__TASK OBJECTIVE__:
Find every line in the data that contains the string "scrollbar" and copy each one, matching case exactly.
------------------------------------------------------------
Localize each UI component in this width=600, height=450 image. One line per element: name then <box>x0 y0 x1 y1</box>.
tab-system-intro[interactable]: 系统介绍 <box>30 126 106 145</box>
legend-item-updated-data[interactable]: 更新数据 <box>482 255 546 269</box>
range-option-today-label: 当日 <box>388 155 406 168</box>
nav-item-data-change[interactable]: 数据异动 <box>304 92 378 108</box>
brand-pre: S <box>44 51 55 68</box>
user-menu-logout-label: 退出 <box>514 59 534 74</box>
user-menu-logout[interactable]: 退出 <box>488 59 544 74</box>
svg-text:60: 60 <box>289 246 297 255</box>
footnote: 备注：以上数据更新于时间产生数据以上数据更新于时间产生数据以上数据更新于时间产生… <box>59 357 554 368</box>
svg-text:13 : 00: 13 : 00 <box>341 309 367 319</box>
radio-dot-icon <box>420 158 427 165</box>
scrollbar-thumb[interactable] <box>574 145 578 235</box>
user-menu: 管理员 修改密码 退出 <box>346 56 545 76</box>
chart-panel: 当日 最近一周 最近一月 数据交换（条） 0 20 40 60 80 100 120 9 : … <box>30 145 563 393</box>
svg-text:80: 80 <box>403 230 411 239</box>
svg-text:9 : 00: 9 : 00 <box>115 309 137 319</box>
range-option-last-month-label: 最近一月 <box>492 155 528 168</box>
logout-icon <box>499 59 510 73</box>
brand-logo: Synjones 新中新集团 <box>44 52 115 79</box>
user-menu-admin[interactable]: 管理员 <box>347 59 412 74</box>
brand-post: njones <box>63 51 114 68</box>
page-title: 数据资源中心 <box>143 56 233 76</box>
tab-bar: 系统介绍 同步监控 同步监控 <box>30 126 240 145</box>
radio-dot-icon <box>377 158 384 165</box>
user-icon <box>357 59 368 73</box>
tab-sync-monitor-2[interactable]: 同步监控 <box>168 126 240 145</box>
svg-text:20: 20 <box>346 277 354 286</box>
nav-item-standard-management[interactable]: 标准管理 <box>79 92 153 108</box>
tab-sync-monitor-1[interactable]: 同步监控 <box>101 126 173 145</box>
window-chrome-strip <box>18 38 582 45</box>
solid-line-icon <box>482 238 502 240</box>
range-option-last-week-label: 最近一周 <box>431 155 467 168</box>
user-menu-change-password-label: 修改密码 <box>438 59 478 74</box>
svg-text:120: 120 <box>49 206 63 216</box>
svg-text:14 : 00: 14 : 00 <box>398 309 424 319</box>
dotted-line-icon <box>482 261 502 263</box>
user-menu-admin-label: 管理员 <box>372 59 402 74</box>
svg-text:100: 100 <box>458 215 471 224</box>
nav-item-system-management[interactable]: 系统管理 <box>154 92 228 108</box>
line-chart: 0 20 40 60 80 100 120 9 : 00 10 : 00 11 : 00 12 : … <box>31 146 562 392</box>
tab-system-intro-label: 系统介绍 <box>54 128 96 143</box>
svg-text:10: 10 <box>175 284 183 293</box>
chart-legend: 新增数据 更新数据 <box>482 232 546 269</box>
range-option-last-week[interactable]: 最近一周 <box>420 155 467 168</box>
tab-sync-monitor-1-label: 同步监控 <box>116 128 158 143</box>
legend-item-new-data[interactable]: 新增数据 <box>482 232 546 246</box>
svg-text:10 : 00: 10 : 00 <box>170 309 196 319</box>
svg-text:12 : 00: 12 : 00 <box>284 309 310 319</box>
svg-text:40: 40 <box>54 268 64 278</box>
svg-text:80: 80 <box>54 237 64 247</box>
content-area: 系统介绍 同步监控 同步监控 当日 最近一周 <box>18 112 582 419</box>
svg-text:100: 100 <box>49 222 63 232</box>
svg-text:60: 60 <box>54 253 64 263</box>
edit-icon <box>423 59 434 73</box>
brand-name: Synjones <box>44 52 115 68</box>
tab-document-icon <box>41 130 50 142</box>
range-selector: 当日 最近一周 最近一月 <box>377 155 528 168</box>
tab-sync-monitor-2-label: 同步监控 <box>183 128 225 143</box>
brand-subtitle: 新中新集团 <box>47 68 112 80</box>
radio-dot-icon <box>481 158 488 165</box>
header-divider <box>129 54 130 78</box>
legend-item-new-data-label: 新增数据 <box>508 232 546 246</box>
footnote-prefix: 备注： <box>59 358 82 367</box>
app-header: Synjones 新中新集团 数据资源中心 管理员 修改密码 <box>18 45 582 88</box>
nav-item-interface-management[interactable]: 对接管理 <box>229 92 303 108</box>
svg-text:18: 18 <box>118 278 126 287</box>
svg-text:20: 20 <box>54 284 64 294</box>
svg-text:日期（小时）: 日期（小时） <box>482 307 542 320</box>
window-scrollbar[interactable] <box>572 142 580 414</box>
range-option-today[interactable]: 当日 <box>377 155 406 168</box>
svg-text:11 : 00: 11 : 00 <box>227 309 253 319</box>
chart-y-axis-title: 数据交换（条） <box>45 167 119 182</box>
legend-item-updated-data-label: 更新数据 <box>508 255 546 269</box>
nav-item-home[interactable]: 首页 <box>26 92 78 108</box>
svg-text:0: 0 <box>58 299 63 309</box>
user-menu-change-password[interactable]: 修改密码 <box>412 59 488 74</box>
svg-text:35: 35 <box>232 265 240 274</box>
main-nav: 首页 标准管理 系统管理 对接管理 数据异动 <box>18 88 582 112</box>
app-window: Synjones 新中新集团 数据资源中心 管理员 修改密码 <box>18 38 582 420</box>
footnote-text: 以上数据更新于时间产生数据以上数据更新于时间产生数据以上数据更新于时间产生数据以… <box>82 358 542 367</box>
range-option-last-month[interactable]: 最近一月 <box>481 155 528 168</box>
------------------------------------------------------------
__OUTPUT FOR THIS EXERCISE__:
scrollbar-thumb[interactable] <box>574 145 578 235</box>
window-scrollbar[interactable] <box>572 142 580 414</box>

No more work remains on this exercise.